• _Written exercise_
Copy out the data exactly, leaving the pictures behind.

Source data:
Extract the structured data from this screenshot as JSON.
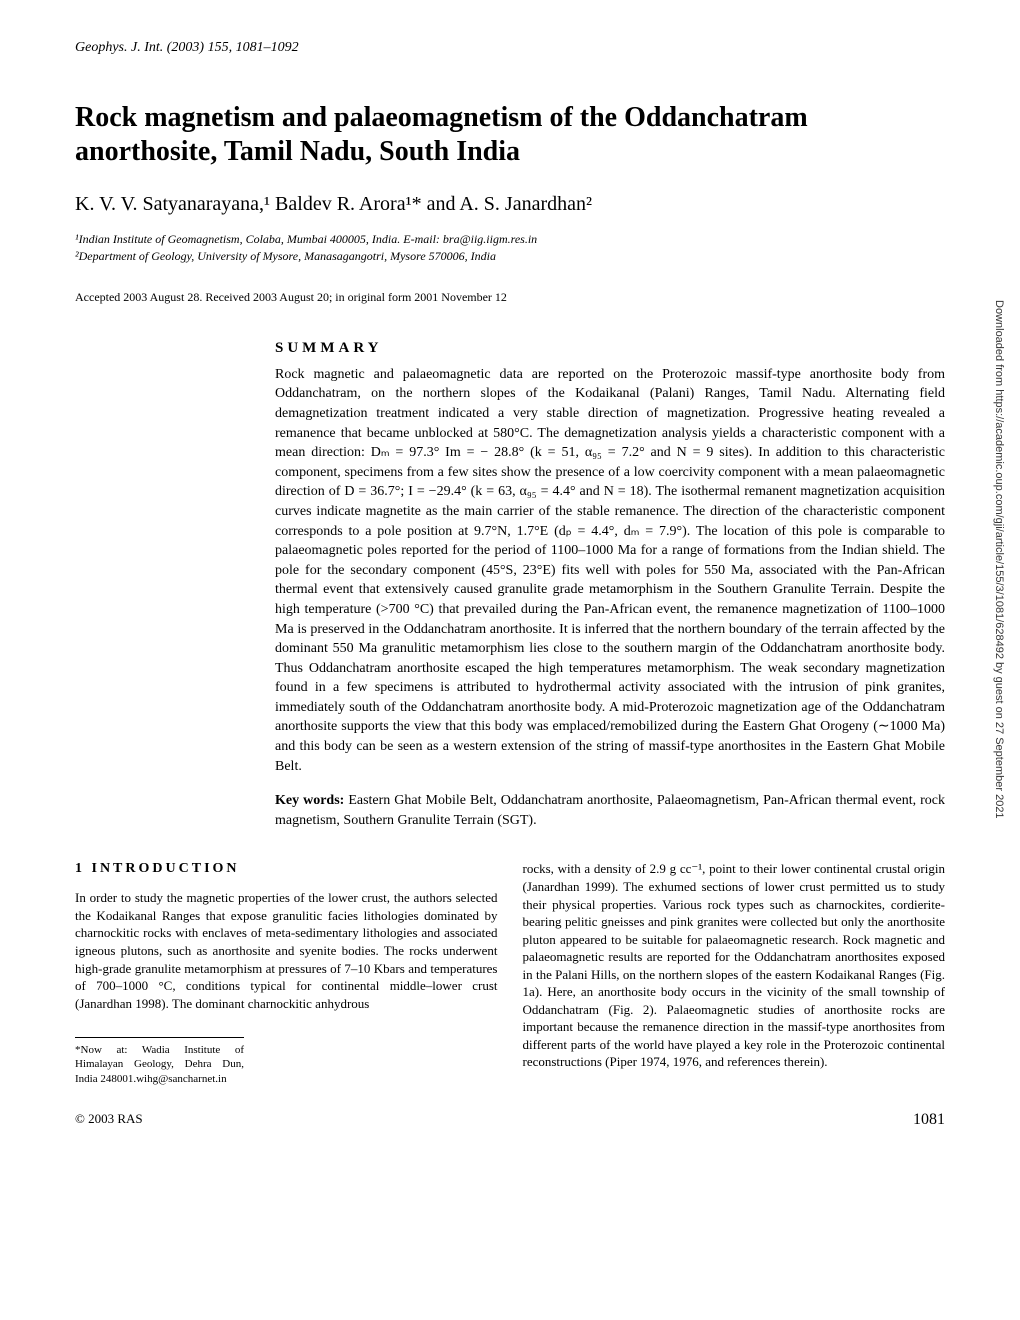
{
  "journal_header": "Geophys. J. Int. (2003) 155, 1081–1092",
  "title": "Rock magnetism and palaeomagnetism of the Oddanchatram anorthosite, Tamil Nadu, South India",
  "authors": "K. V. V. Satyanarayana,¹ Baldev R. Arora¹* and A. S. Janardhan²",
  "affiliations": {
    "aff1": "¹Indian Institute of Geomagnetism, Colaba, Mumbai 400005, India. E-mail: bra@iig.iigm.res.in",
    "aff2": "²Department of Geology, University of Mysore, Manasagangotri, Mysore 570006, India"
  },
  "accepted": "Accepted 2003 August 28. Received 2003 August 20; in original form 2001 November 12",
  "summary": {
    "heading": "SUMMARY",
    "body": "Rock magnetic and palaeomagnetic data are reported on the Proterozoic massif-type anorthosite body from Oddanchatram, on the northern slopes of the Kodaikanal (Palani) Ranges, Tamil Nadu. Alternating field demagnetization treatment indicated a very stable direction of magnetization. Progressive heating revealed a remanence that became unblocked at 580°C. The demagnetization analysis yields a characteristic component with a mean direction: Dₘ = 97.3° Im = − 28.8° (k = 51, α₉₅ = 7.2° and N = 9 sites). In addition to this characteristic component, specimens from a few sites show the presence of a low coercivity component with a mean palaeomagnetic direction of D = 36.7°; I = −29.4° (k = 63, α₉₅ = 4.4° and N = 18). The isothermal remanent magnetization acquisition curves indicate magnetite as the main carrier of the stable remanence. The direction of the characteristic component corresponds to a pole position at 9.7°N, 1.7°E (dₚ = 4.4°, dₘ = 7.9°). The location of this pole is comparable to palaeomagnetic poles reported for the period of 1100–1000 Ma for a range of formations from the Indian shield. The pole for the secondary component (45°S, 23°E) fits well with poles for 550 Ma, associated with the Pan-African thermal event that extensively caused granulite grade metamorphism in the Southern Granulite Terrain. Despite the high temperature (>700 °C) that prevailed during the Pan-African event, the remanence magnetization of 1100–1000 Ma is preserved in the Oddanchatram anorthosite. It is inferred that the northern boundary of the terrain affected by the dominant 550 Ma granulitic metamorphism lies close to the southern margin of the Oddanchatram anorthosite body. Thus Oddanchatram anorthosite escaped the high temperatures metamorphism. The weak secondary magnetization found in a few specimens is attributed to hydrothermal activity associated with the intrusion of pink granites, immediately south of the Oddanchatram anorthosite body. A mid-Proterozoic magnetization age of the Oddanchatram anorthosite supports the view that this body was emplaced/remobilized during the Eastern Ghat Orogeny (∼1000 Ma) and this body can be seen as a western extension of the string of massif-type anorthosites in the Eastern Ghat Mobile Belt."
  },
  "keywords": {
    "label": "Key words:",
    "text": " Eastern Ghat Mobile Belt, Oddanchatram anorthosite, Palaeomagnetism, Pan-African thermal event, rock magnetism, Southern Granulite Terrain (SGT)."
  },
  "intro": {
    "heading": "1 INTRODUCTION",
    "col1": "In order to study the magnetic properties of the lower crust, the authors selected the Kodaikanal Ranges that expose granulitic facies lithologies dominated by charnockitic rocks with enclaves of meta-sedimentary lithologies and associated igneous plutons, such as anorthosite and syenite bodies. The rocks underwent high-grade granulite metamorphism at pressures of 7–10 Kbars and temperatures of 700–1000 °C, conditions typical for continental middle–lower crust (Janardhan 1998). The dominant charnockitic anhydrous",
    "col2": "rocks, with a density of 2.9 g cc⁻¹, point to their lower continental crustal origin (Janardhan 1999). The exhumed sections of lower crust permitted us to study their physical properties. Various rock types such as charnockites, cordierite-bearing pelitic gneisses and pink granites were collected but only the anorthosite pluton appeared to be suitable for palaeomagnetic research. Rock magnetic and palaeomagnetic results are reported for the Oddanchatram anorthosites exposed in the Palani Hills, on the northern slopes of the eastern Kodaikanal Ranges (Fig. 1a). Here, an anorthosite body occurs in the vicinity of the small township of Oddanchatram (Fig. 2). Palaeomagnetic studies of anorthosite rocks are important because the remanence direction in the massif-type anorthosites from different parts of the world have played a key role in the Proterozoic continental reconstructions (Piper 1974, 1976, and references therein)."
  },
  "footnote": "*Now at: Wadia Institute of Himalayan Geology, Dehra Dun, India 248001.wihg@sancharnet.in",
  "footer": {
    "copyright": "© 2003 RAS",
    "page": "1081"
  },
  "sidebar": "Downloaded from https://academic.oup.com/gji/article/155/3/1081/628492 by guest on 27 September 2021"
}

• _Full answer_
Extract the structured data from this screenshot as JSON.
{
  "journal_header": "Geophys. J. Int. (2003) 155, 1081–1092",
  "title": "Rock magnetism and palaeomagnetism of the Oddanchatram anorthosite, Tamil Nadu, South India",
  "authors": "K. V. V. Satyanarayana,¹ Baldev R. Arora¹* and A. S. Janardhan²",
  "affiliations": {
    "aff1": "¹Indian Institute of Geomagnetism, Colaba, Mumbai 400005, India. E-mail: bra@iig.iigm.res.in",
    "aff2": "²Department of Geology, University of Mysore, Manasagangotri, Mysore 570006, India"
  },
  "accepted": "Accepted 2003 August 28. Received 2003 August 20; in original form 2001 November 12",
  "summary": {
    "heading": "SUMMARY",
    "body": "Rock magnetic and palaeomagnetic data are reported on the Proterozoic massif-type anorthosite body from Oddanchatram, on the northern slopes of the Kodaikanal (Palani) Ranges, Tamil Nadu. Alternating field demagnetization treatment indicated a very stable direction of magnetization. Progressive heating revealed a remanence that became unblocked at 580°C. The demagnetization analysis yields a characteristic component with a mean direction: Dₘ = 97.3° Im = − 28.8° (k = 51, α₉₅ = 7.2° and N = 9 sites). In addition to this characteristic component, specimens from a few sites show the presence of a low coercivity component with a mean palaeomagnetic direction of D = 36.7°; I = −29.4° (k = 63, α₉₅ = 4.4° and N = 18). The isothermal remanent magnetization acquisition curves indicate magnetite as the main carrier of the stable remanence. The direction of the characteristic component corresponds to a pole position at 9.7°N, 1.7°E (dₚ = 4.4°, dₘ = 7.9°). The location of this pole is comparable to palaeomagnetic poles reported for the period of 1100–1000 Ma for a range of formations from the Indian shield. The pole for the secondary component (45°S, 23°E) fits well with poles for 550 Ma, associated with the Pan-African thermal event that extensively caused granulite grade metamorphism in the Southern Granulite Terrain. Despite the high temperature (>700 °C) that prevailed during the Pan-African event, the remanence magnetization of 1100–1000 Ma is preserved in the Oddanchatram anorthosite. It is inferred that the northern boundary of the terrain affected by the dominant 550 Ma granulitic metamorphism lies close to the southern margin of the Oddanchatram anorthosite body. Thus Oddanchatram anorthosite escaped the high temperatures metamorphism. The weak secondary magnetization found in a few specimens is attributed to hydrothermal activity associated with the intrusion of pink granites, immediately south of the Oddanchatram anorthosite body. A mid-Proterozoic magnetization age of the Oddanchatram anorthosite supports the view that this body was emplaced/remobilized during the Eastern Ghat Orogeny (∼1000 Ma) and this body can be seen as a western extension of the string of massif-type anorthosites in the Eastern Ghat Mobile Belt."
  },
  "keywords": {
    "label": "Key words:",
    "text": " Eastern Ghat Mobile Belt, Oddanchatram anorthosite, Palaeomagnetism, Pan-African thermal event, rock magnetism, Southern Granulite Terrain (SGT)."
  },
  "intro": {
    "heading": "1 INTRODUCTION",
    "col1": "In order to study the magnetic properties of the lower crust, the authors selected the Kodaikanal Ranges that expose granulitic facies lithologies dominated by charnockitic rocks with enclaves of meta-sedimentary lithologies and associated igneous plutons, such as anorthosite and syenite bodies. The rocks underwent high-grade granulite metamorphism at pressures of 7–10 Kbars and temperatures of 700–1000 °C, conditions typical for continental middle–lower crust (Janardhan 1998). The dominant charnockitic anhydrous",
    "col2": "rocks, with a density of 2.9 g cc⁻¹, point to their lower continental crustal origin (Janardhan 1999). The exhumed sections of lower crust permitted us to study their physical properties. Various rock types such as charnockites, cordierite-bearing pelitic gneisses and pink granites were collected but only the anorthosite pluton appeared to be suitable for palaeomagnetic research. Rock magnetic and palaeomagnetic results are reported for the Oddanchatram anorthosites exposed in the Palani Hills, on the northern slopes of the eastern Kodaikanal Ranges (Fig. 1a). Here, an anorthosite body occurs in the vicinity of the small township of Oddanchatram (Fig. 2). Palaeomagnetic studies of anorthosite rocks are important because the remanence direction in the massif-type anorthosites from different parts of the world have played a key role in the Proterozoic continental reconstructions (Piper 1974, 1976, and references therein)."
  },
  "footnote": "*Now at: Wadia Institute of Himalayan Geology, Dehra Dun, India 248001.wihg@sancharnet.in",
  "footer": {
    "copyright": "© 2003 RAS",
    "page": "1081"
  },
  "sidebar": "Downloaded from https://academic.oup.com/gji/article/155/3/1081/628492 by guest on 27 September 2021"
}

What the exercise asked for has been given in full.